| WORK TO COMPLETE |
List all the lines in these records that hold "gmail".

| DATASET ROWS |
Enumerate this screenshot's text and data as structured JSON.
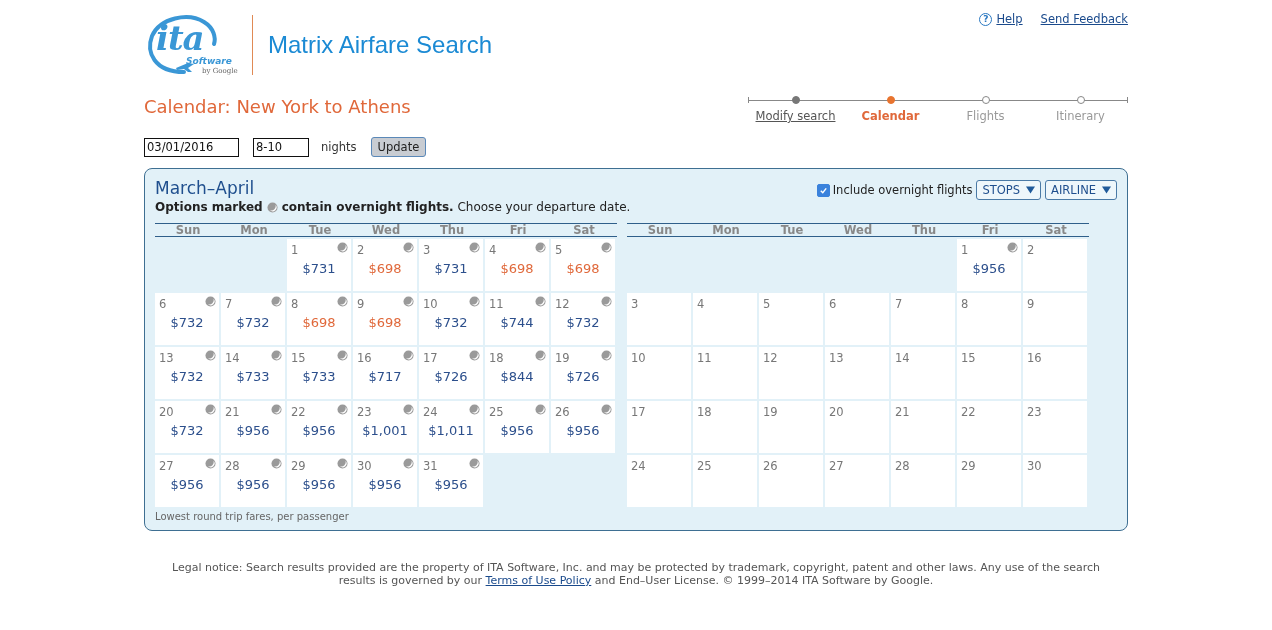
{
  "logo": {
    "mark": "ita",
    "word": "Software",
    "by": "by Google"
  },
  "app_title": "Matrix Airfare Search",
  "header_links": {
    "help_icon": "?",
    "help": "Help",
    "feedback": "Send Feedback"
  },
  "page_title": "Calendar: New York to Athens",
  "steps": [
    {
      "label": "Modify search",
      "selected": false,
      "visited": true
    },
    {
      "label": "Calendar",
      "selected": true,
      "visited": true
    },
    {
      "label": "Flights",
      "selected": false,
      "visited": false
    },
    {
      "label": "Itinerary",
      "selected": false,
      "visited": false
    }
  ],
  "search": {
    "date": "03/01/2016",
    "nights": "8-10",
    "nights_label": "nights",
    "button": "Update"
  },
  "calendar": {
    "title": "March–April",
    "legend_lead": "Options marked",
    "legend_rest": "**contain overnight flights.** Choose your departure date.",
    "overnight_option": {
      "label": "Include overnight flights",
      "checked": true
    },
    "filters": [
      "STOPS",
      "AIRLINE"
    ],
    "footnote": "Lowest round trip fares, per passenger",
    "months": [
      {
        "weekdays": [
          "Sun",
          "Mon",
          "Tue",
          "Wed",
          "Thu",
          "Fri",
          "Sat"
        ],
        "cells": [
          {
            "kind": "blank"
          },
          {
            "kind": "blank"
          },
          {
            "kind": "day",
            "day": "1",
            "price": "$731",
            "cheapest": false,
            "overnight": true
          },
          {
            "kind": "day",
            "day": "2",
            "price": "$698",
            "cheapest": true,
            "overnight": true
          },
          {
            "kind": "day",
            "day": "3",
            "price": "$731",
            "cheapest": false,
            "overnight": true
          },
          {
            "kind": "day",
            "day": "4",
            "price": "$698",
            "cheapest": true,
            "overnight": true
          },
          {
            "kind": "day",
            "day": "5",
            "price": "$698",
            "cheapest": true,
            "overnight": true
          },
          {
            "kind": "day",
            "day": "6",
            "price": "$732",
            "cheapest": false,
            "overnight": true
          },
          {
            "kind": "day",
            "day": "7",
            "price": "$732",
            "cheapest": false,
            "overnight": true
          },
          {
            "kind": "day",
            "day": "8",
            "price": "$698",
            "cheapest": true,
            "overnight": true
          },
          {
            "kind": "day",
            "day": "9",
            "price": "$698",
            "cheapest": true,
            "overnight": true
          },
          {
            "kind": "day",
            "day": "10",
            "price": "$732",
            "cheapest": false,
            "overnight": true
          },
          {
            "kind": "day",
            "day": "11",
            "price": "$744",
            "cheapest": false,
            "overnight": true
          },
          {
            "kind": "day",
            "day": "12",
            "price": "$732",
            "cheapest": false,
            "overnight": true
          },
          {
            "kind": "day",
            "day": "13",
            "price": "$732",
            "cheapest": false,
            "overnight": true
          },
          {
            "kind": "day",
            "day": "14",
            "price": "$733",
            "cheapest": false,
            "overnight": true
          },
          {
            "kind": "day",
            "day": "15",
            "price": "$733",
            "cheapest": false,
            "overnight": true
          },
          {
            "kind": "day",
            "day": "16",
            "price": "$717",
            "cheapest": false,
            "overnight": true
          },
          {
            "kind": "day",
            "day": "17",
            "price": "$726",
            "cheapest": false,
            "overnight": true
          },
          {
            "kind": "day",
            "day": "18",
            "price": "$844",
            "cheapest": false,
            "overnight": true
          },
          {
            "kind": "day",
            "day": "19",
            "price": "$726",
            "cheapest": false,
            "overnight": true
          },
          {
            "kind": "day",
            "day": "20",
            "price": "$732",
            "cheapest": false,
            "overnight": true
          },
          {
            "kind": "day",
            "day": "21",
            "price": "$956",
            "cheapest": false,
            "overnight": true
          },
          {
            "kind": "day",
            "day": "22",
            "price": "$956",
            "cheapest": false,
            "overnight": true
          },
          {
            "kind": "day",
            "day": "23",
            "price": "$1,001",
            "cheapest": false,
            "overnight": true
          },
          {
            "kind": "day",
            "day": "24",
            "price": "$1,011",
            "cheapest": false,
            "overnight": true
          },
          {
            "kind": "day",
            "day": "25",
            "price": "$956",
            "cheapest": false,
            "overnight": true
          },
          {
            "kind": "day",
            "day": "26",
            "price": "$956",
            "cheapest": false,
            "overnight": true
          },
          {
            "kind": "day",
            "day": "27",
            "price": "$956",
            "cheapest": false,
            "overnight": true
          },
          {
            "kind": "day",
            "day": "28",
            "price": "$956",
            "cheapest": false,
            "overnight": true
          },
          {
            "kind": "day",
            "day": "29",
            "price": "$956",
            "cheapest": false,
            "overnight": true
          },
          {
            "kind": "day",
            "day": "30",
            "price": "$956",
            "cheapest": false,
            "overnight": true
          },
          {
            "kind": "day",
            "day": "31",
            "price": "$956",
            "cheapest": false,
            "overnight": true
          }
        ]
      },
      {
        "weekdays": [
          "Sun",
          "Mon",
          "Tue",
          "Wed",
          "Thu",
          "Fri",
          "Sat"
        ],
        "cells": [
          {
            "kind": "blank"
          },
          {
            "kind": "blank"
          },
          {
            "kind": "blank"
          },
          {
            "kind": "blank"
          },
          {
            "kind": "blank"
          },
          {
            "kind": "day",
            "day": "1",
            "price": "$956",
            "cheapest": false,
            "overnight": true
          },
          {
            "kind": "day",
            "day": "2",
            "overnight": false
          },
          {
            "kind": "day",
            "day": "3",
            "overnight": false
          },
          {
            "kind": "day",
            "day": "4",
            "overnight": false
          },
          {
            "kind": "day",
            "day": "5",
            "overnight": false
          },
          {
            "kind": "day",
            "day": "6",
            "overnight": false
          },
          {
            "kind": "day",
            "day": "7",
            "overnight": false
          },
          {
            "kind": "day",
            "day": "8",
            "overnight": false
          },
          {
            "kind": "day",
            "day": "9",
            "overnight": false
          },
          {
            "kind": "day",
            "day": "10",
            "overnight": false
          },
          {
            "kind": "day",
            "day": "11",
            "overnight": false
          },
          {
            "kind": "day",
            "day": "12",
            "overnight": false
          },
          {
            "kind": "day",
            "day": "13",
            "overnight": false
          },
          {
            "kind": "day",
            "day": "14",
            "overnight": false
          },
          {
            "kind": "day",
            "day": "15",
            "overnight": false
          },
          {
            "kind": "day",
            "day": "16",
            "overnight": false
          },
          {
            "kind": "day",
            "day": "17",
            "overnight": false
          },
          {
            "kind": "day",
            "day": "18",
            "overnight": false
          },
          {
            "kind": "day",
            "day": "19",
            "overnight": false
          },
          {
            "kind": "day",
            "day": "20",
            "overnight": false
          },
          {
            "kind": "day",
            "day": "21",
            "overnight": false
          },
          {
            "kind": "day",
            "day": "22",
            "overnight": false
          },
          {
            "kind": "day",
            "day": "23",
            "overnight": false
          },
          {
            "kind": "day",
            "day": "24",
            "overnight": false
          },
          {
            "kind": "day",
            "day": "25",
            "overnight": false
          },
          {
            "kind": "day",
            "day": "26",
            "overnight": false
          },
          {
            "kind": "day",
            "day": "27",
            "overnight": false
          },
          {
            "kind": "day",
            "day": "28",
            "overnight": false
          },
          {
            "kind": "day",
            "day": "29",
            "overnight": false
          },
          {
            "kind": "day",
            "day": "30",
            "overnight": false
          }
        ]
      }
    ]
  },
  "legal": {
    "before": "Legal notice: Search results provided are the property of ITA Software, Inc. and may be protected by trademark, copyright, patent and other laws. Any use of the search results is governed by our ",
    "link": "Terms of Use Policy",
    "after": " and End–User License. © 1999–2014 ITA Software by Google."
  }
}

---

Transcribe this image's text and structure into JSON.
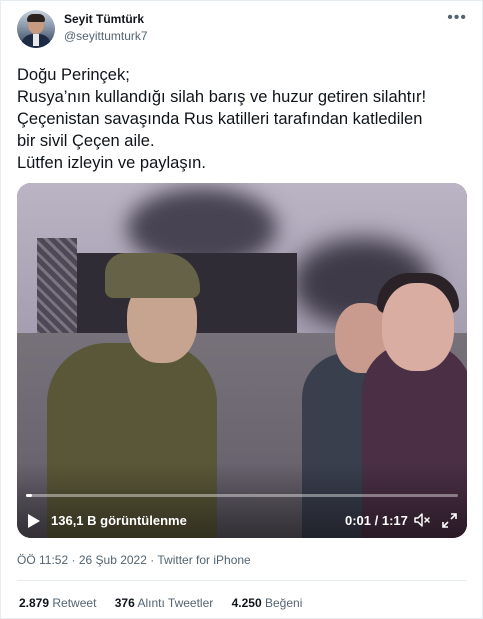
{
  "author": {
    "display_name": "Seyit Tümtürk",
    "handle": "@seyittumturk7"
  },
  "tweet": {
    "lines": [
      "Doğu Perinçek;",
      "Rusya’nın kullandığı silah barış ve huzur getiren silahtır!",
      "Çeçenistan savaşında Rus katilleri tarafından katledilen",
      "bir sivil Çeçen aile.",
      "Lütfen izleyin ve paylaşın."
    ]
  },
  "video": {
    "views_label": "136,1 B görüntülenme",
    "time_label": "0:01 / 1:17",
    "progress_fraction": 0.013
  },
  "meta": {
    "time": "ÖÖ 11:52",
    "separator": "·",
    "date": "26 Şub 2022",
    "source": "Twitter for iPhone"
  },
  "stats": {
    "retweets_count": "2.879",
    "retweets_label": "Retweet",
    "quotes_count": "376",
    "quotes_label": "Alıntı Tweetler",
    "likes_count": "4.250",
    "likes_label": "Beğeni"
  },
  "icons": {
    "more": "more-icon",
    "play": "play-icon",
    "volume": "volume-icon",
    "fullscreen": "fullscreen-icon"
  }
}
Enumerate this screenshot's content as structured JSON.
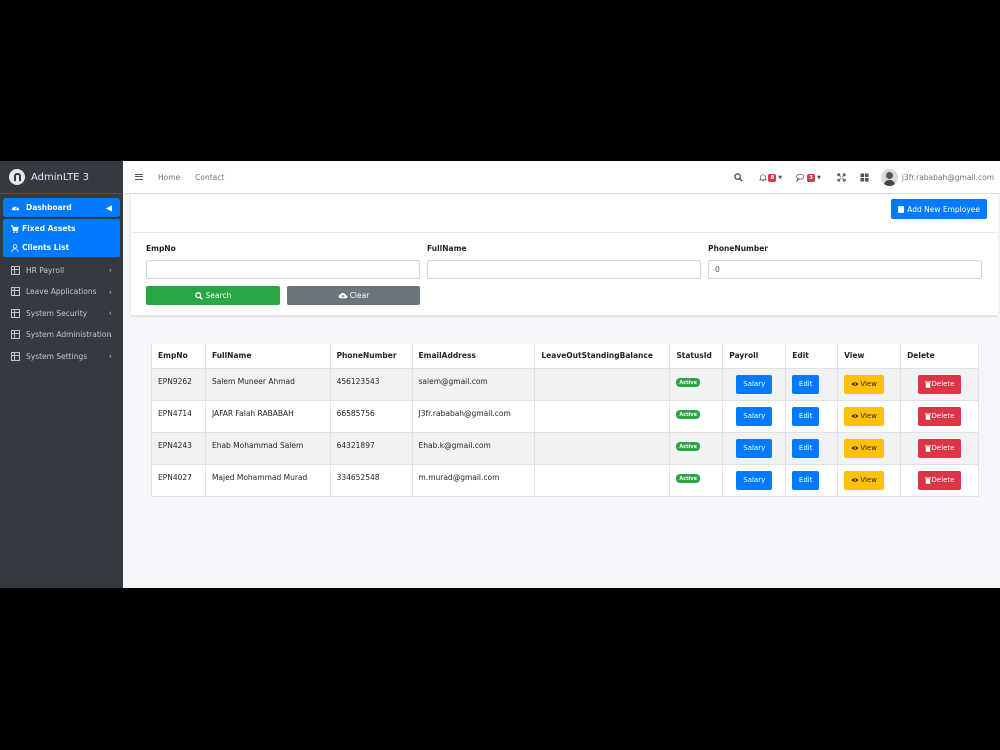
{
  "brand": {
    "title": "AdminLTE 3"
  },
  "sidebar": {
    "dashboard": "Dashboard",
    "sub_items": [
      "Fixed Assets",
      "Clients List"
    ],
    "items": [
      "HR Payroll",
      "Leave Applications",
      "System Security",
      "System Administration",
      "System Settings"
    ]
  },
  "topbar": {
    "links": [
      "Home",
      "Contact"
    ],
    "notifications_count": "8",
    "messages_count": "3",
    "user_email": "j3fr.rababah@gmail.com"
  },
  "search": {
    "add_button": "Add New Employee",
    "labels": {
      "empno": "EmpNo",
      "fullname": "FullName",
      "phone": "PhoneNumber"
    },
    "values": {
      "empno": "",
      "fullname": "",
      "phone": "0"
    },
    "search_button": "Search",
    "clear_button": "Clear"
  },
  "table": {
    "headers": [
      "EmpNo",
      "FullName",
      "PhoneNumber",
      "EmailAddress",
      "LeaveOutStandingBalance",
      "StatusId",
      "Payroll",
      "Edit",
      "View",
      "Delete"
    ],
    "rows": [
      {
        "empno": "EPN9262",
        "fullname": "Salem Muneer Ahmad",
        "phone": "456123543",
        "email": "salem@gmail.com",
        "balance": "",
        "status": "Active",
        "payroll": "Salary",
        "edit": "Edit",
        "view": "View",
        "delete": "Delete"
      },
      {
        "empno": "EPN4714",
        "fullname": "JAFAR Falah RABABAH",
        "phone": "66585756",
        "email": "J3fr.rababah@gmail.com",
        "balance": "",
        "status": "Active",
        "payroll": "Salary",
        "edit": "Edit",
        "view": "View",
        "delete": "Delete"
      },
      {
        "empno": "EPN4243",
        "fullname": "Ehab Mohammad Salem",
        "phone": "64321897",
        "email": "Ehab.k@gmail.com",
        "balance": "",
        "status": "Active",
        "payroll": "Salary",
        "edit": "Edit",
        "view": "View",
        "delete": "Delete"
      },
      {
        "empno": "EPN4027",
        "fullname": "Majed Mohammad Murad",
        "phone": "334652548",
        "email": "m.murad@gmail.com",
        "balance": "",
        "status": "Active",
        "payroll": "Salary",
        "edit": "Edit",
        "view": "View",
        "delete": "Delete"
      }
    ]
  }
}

| CORRECT RESPONSE |
    "user_email": "j3fr.rababah@gmail.com"
        "email": "salem@gmail.com",
        "email": "J3fr.rababah@gmail.com",
        "email": "Ehab.k@gmail.com",
        "email": "m.murad@gmail.com",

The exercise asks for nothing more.